As I look around, I see that the eel shares its portion of the reef with others: a cleaning goby perches on one side of the eel’s retreat, and I can see two red banded coral shrimp and a tiny tiny Pederson shrimp nearby – a macro village. A little bit further on I spot the waving antennae of a lobster. I bang my tank to get my divers’ attention and waggle two fingers above my forehead. As we come closer we realise that we have found a lobster family – we count one, two, three… eight lobsters, all different sizes, from a giant granddaddy to a juvenile less that 4 inches long. We pass on from the lobsters and I see a flash of blue – there it is again… a queen triggerfish, turning and posing. These beautiful fish look like they are the work of an artist.

At this point, I feel a tug on my fin. One of my divers has reached half a tank – it’s time to turn around and make our way back to the boat. I lead the turn and ascend to a shallower depth.

At 10 meters (33 feet) we are near the reef top now, and new vistas open up: ferns, dotted here and there with flamingo tongues, small princess and stoplight parrotfish.

The distinctive shape of the tail of the nurse shark means that they can be easy to spot!

The distinctive shape of the tail of the nurse shark means that they can be easy to spot!

Visibility is good today, and some way away I can see a large porcupine fish rapidly retreating. I turn back and scan the reef beneath me – now, here is a familiar shape!

Before the thought has fully formed in my mind, I’m already banging on my tank: the shape that has caught my attention is the tail of a nurse shark, asleep in a crevice in the reef. Nurse sharks can grow up to 10 feet long, and this one’s a big guy – no worries though, because these sharks don’t have any teeth – their diet consists mostly of crustaceans. I can tell everybody is really excited by the shark – lots of bubbles are swirling away above us!

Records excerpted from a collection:
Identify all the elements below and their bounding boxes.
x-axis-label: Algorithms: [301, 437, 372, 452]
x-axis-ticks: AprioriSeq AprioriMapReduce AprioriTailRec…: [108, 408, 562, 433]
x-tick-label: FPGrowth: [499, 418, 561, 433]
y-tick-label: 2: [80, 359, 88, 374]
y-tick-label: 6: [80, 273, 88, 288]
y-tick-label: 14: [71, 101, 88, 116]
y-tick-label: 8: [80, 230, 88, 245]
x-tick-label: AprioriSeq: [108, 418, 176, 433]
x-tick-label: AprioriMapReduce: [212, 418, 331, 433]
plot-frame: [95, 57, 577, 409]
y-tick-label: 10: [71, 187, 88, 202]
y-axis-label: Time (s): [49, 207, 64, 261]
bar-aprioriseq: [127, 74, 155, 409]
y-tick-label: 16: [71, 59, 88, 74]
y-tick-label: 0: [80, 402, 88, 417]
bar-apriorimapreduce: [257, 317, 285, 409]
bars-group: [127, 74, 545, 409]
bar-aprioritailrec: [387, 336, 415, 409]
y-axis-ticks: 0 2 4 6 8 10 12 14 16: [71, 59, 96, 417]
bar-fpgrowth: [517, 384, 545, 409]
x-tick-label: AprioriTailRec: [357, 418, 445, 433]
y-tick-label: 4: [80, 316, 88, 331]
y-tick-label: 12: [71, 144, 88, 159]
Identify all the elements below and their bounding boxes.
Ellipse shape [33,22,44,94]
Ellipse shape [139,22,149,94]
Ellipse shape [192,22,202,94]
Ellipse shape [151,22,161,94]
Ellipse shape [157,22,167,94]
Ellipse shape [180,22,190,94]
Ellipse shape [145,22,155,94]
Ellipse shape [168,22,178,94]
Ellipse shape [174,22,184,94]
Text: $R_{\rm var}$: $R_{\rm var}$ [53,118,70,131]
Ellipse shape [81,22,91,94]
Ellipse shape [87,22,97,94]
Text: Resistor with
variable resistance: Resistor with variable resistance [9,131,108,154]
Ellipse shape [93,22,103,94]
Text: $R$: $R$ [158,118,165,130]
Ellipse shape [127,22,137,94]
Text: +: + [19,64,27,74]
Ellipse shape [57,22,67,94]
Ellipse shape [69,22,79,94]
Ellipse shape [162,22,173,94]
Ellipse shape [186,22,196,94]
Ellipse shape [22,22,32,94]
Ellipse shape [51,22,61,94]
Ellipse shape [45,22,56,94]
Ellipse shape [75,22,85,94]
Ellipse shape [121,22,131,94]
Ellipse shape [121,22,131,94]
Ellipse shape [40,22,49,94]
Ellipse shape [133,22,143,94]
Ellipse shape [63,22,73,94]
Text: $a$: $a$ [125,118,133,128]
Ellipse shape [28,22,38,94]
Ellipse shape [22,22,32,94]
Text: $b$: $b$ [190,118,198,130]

YOUR TASK: Extract the part of the dive account starting at "At this point, I" and ending at "a shallower depth.", copied word for word. Rely only on the dive account, not the records.

OUTPUT FOR THIS EXERCISE:
At this point, I feel a tug on my fin. One of my divers has reached half a tank – it’s time to turn around and make our way back to the boat. I lead the turn and ascend to a shallower depth.